EXERCISE GOAL: Without omitting anything, return the records precisely as given.

ENTRIES PROVIDED:

....

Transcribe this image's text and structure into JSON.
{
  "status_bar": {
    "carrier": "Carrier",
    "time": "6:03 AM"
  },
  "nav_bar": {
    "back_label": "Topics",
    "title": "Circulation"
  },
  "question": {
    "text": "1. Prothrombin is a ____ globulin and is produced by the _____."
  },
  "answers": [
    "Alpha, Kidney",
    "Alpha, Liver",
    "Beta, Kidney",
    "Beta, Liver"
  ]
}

....

SOLUTION TO THIS PROBLEM:
Transcribe this image's text and structure into JSON.
{
  "status_bar": {
    "carrier": "Carrier",
    "time": "6:03 AM"
  },
  "nav_bar": {
    "back_label": "Topics",
    "title": "Circulation"
  },
  "question": {
    "text": "1. Prothrombin is a ____ globulin and is produced by the _____."
  },
  "answers": [
    "Alpha, Kidney",
    "Alpha, Liver",
    "Beta, Kidney",
    "Beta, Liver"
  ]
}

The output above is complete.